[start]

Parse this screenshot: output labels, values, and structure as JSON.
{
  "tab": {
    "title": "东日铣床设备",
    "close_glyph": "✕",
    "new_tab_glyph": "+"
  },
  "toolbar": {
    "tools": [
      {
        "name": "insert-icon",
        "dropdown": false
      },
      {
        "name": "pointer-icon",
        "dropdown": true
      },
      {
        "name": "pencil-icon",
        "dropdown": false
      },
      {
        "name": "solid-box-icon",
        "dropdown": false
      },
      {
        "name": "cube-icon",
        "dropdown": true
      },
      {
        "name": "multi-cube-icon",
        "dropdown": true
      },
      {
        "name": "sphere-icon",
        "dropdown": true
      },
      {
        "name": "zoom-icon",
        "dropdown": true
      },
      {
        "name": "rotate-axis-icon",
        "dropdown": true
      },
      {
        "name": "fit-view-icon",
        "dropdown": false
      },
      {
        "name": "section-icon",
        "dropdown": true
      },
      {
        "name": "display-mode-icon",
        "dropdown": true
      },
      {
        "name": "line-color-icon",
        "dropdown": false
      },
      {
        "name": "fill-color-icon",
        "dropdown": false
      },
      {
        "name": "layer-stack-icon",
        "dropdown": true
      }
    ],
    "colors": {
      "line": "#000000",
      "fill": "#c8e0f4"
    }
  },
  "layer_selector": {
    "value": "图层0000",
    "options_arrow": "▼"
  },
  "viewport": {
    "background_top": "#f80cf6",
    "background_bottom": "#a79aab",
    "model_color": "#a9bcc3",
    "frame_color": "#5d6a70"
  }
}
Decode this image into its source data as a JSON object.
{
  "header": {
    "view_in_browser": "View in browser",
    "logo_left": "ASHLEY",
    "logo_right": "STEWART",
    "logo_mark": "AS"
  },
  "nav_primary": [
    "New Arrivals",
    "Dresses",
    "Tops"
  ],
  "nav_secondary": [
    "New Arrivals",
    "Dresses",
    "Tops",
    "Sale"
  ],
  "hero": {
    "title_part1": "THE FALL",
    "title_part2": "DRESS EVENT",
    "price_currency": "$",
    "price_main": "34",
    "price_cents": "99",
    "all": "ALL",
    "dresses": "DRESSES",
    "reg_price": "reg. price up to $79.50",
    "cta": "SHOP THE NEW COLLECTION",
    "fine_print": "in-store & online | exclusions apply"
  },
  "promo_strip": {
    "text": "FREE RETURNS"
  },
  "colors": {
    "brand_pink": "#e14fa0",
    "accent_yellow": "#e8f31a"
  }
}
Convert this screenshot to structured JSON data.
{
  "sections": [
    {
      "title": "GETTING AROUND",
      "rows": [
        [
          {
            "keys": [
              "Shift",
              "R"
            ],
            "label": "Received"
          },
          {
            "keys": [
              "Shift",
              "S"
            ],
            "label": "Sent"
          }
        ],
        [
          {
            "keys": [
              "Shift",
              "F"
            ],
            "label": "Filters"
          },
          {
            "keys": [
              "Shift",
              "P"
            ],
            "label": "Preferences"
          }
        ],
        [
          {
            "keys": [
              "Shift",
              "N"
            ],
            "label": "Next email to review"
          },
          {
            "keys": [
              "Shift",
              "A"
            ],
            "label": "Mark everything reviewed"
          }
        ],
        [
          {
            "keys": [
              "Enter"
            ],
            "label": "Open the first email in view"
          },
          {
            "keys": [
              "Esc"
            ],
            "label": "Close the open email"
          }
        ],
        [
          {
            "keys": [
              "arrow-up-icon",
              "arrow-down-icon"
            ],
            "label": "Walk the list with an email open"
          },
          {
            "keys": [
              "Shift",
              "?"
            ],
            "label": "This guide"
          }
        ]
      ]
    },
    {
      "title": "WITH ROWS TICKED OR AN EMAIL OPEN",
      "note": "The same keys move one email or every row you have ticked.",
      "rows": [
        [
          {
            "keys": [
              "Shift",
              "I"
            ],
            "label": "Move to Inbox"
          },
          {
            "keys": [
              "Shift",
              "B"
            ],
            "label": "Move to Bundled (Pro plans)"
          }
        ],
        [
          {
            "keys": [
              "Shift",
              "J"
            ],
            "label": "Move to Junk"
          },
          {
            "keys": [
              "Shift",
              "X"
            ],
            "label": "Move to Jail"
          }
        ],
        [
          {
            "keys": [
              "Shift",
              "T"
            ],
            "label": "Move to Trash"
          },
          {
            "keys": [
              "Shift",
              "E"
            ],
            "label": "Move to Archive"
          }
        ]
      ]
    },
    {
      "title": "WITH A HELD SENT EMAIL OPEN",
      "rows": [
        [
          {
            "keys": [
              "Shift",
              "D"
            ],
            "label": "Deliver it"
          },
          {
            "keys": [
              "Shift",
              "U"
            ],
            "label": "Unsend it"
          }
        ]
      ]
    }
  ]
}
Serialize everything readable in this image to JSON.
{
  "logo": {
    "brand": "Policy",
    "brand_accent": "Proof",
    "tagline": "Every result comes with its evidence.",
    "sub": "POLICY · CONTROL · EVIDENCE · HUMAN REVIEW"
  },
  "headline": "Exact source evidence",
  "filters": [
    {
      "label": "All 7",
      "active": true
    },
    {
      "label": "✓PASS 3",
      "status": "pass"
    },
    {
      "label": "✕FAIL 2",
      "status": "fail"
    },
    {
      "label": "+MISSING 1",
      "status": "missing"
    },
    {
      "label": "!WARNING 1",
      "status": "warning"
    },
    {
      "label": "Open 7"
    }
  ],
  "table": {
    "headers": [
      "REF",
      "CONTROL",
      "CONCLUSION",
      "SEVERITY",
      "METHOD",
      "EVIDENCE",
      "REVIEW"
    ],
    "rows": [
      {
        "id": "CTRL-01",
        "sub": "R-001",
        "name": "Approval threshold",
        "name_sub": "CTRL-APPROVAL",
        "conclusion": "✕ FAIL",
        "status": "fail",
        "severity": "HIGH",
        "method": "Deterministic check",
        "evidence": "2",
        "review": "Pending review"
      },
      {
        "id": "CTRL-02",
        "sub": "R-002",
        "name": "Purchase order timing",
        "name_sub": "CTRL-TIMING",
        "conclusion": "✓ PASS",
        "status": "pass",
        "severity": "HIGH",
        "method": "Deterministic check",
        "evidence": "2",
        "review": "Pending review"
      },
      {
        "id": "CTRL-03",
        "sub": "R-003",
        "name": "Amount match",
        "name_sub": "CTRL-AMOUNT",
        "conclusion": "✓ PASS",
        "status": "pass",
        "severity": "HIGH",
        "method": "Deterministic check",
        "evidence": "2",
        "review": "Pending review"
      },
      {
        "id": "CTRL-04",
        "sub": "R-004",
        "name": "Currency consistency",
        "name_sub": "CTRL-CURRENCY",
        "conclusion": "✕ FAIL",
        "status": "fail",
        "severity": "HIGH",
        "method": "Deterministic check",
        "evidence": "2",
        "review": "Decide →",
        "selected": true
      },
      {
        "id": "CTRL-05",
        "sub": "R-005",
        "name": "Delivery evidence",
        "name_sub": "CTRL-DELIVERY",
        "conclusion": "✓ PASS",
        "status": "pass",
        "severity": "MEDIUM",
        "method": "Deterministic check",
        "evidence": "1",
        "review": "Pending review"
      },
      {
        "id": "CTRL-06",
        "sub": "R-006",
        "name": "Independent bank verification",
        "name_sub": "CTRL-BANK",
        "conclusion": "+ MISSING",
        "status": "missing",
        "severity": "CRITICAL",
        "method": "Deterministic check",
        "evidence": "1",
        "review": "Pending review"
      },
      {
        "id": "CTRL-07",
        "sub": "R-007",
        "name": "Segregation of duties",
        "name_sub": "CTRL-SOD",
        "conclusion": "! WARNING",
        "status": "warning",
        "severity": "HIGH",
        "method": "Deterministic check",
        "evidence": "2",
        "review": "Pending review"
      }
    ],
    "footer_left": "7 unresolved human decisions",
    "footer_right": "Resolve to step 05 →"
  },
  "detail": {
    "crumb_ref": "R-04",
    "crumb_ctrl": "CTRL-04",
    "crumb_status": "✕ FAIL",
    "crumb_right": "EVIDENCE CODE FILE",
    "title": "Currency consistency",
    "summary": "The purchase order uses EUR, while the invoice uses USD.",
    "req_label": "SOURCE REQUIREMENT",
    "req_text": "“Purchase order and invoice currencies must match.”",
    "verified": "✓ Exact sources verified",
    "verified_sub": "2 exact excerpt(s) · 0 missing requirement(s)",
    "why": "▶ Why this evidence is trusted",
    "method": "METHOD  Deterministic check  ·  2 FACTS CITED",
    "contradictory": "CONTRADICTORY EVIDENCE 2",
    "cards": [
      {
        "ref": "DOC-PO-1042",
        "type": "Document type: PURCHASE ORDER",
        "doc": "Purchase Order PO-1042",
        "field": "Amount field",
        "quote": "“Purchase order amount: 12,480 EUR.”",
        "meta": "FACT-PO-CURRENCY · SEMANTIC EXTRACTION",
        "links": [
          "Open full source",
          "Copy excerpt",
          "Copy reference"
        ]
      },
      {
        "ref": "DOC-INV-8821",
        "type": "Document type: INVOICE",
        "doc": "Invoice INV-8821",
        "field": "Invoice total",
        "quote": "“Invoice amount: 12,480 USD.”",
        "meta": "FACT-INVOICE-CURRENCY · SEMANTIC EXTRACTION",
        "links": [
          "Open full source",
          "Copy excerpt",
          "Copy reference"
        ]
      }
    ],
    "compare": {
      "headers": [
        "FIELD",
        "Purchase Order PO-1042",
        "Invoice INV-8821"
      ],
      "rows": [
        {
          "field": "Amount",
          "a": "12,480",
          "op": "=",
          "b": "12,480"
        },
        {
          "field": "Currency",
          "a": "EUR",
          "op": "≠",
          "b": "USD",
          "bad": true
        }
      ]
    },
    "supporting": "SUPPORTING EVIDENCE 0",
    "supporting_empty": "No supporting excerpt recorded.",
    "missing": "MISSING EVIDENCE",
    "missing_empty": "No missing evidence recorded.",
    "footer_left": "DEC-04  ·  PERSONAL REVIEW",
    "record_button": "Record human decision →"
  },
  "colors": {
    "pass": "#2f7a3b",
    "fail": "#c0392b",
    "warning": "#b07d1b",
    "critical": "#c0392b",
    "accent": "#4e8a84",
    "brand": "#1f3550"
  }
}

[end]

▸ **GIVEN INSTRUCTION**: How many lines in the records above contain the word "supporting"? Reply with the number alone.

▸ **SOLUTION TO THE EXERCISE**: 2